::: Record list
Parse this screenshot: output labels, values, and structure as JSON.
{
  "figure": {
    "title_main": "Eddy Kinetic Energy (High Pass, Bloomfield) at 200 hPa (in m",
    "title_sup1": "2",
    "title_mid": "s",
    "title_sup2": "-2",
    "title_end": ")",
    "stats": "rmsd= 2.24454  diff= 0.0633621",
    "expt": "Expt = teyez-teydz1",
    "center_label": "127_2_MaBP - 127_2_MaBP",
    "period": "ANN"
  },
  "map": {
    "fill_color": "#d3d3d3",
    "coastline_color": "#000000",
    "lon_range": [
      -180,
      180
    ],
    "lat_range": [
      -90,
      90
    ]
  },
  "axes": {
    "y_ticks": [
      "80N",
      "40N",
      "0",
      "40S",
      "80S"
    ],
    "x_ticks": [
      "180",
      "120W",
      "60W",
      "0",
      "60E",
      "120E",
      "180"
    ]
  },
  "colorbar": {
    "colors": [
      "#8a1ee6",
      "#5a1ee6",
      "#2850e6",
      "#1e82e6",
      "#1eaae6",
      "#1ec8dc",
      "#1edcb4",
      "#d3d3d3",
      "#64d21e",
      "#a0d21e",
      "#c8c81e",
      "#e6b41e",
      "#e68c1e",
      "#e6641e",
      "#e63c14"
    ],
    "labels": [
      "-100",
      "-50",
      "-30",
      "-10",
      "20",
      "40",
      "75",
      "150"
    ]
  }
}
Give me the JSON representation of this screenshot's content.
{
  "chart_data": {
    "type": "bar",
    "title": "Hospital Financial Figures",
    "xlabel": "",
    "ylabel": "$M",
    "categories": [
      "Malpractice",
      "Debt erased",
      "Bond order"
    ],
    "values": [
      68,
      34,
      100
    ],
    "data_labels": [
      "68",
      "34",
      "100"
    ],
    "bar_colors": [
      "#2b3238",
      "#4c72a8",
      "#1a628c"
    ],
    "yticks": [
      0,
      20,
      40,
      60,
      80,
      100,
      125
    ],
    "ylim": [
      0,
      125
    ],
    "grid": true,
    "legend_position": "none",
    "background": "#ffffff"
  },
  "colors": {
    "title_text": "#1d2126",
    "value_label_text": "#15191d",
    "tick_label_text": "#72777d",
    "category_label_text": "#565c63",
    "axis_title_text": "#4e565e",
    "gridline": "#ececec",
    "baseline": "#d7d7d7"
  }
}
::::::
Transcribe the whole listing exactly.

Parse this screenshot: output labels, values, and structure as JSON.
{
  "figure": {
    "title_main": "Eddy Kinetic Energy (High Pass, Bloomfield) at 200 hPa (in m",
    "title_sup1": "2",
    "title_mid": "s",
    "title_sup2": "-2",
    "title_end": ")",
    "stats": "rmsd= 2.24454  diff= 0.0633621",
    "expt": "Expt = teyez-teydz1",
    "center_label": "127_2_MaBP - 127_2_MaBP",
    "period": "ANN"
  },
  "map": {
    "fill_color": "#d3d3d3",
    "coastline_color": "#000000",
    "lon_range": [
      -180,
      180
    ],
    "lat_range": [
      -90,
      90
    ]
  },
  "axes": {
    "y_ticks": [
      "80N",
      "40N",
      "0",
      "40S",
      "80S"
    ],
    "x_ticks": [
      "180",
      "120W",
      "60W",
      "0",
      "60E",
      "120E",
      "180"
    ]
  },
  "colorbar": {
    "colors": [
      "#8a1ee6",
      "#5a1ee6",
      "#2850e6",
      "#1e82e6",
      "#1eaae6",
      "#1ec8dc",
      "#1edcb4",
      "#d3d3d3",
      "#64d21e",
      "#a0d21e",
      "#c8c81e",
      "#e6b41e",
      "#e68c1e",
      "#e6641e",
      "#e63c14"
    ],
    "labels": [
      "-100",
      "-50",
      "-30",
      "-10",
      "20",
      "40",
      "75",
      "150"
    ]
  }
}
Give me the JSON representation of this screenshot's content.
{
  "chart_data": {
    "type": "bar",
    "title": "Hospital Financial Figures",
    "xlabel": "",
    "ylabel": "$M",
    "categories": [
      "Malpractice",
      "Debt erased",
      "Bond order"
    ],
    "values": [
      68,
      34,
      100
    ],
    "data_labels": [
      "68",
      "34",
      "100"
    ],
    "bar_colors": [
      "#2b3238",
      "#4c72a8",
      "#1a628c"
    ],
    "yticks": [
      0,
      20,
      40,
      60,
      80,
      100,
      125
    ],
    "ylim": [
      0,
      125
    ],
    "grid": true,
    "legend_position": "none",
    "background": "#ffffff"
  },
  "colors": {
    "title_text": "#1d2126",
    "value_label_text": "#15191d",
    "tick_label_text": "#72777d",
    "category_label_text": "#565c63",
    "axis_title_text": "#4e565e",
    "gridline": "#ececec",
    "baseline": "#d7d7d7"
  }
}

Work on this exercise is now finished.